▶ _What the task requires_
Keep only the lines of the listing that include the word "host", and copy them.

▶ _Dataset_
•••••

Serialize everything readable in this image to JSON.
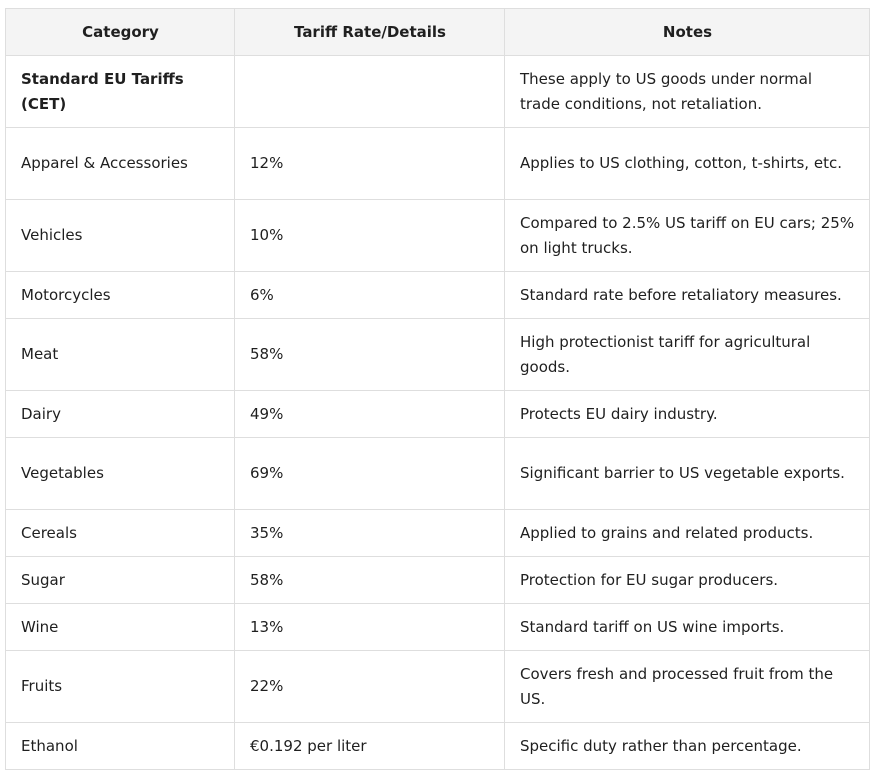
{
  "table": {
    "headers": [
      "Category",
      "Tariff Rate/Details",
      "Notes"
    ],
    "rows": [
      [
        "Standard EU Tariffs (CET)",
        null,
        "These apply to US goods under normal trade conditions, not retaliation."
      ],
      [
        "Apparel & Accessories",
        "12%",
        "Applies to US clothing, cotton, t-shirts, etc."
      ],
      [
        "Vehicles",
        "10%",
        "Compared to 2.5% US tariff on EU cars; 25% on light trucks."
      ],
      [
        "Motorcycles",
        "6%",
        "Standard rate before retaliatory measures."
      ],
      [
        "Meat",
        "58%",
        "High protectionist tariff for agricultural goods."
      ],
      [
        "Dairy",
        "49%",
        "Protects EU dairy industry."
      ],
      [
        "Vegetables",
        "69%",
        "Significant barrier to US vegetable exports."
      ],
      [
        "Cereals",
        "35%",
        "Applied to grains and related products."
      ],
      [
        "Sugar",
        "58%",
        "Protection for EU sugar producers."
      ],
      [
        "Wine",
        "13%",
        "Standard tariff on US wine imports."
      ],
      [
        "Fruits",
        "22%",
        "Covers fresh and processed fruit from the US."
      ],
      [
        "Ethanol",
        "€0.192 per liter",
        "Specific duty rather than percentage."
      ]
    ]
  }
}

•••••

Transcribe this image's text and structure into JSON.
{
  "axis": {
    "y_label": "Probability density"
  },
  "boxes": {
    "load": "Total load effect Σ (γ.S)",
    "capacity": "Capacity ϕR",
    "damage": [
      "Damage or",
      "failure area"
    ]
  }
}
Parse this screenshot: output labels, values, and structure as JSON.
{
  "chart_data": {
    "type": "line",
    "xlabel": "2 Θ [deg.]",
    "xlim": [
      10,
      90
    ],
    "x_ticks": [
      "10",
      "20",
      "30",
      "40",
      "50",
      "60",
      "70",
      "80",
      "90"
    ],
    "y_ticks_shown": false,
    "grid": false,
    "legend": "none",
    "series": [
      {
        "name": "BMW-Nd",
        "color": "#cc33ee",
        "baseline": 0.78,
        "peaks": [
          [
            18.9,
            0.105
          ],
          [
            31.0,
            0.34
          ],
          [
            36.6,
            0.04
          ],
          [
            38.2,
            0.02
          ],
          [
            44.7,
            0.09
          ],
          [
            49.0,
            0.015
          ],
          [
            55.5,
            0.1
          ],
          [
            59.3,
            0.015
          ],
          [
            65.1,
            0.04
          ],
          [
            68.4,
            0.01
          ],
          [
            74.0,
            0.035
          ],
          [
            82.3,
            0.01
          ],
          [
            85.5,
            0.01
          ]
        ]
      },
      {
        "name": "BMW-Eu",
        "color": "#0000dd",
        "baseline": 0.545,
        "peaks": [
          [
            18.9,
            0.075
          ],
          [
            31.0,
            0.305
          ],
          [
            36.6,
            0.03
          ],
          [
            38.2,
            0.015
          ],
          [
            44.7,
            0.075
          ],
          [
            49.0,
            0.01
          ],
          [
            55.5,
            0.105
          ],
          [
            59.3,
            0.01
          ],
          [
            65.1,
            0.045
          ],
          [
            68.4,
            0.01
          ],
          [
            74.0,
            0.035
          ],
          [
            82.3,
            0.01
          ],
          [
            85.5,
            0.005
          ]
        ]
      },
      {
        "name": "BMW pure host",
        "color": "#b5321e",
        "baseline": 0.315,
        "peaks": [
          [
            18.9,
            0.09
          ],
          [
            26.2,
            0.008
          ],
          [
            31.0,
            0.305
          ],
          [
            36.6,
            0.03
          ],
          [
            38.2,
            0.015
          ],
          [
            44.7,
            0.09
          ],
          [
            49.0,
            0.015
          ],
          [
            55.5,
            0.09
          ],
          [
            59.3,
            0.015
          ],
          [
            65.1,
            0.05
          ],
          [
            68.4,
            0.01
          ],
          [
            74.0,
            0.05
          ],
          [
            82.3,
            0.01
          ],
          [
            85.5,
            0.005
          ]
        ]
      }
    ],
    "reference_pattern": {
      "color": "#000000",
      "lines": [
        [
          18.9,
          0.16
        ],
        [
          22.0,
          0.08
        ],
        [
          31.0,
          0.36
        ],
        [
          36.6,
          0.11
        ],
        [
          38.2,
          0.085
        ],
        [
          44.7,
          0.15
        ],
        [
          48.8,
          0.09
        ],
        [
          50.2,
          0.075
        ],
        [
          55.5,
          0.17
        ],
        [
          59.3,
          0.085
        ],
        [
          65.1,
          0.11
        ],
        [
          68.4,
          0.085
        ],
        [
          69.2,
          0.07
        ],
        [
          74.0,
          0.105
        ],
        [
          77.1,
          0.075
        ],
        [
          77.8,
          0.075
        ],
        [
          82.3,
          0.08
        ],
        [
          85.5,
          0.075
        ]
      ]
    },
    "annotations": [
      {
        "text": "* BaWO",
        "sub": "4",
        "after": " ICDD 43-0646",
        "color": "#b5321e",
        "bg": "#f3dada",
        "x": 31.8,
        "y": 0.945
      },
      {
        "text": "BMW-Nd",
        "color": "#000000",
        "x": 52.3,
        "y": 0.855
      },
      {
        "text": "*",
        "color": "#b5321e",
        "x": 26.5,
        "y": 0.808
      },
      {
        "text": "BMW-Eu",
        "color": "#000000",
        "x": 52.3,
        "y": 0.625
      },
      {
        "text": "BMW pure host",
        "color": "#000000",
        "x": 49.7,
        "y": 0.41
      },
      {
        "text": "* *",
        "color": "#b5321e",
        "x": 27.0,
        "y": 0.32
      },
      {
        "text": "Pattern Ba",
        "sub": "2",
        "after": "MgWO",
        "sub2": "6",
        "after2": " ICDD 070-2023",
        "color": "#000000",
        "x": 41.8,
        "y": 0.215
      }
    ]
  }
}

•••••

▶ _Result below_
        "name": "BMW pure host",
        "text": "BMW pure host",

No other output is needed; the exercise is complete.